» Some records:
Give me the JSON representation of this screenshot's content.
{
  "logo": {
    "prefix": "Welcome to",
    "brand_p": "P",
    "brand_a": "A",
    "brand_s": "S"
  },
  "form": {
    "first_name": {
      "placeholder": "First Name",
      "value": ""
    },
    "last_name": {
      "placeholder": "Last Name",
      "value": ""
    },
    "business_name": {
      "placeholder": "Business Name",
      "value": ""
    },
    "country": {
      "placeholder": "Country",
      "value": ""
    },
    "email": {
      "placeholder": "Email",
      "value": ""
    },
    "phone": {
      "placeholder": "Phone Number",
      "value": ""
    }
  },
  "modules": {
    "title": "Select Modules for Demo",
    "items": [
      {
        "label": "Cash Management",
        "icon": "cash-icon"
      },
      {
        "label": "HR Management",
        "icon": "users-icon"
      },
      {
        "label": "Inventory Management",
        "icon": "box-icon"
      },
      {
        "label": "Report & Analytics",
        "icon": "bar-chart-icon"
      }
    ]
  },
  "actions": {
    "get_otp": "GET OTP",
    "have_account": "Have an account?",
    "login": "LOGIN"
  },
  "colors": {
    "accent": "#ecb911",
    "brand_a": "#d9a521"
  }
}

» Required task: Extract the full listing above without alteration.

» The completed task:
Give me the JSON representation of this screenshot's content.
{
  "logo": {
    "prefix": "Welcome to",
    "brand_p": "P",
    "brand_a": "A",
    "brand_s": "S"
  },
  "form": {
    "first_name": {
      "placeholder": "First Name",
      "value": ""
    },
    "last_name": {
      "placeholder": "Last Name",
      "value": ""
    },
    "business_name": {
      "placeholder": "Business Name",
      "value": ""
    },
    "country": {
      "placeholder": "Country",
      "value": ""
    },
    "email": {
      "placeholder": "Email",
      "value": ""
    },
    "phone": {
      "placeholder": "Phone Number",
      "value": ""
    }
  },
  "modules": {
    "title": "Select Modules for Demo",
    "items": [
      {
        "label": "Cash Management",
        "icon": "cash-icon"
      },
      {
        "label": "HR Management",
        "icon": "users-icon"
      },
      {
        "label": "Inventory Management",
        "icon": "box-icon"
      },
      {
        "label": "Report & Analytics",
        "icon": "bar-chart-icon"
      }
    ]
  },
  "actions": {
    "get_otp": "GET OTP",
    "have_account": "Have an account?",
    "login": "LOGIN"
  },
  "colors": {
    "accent": "#ecb911",
    "brand_a": "#d9a521"
  }
}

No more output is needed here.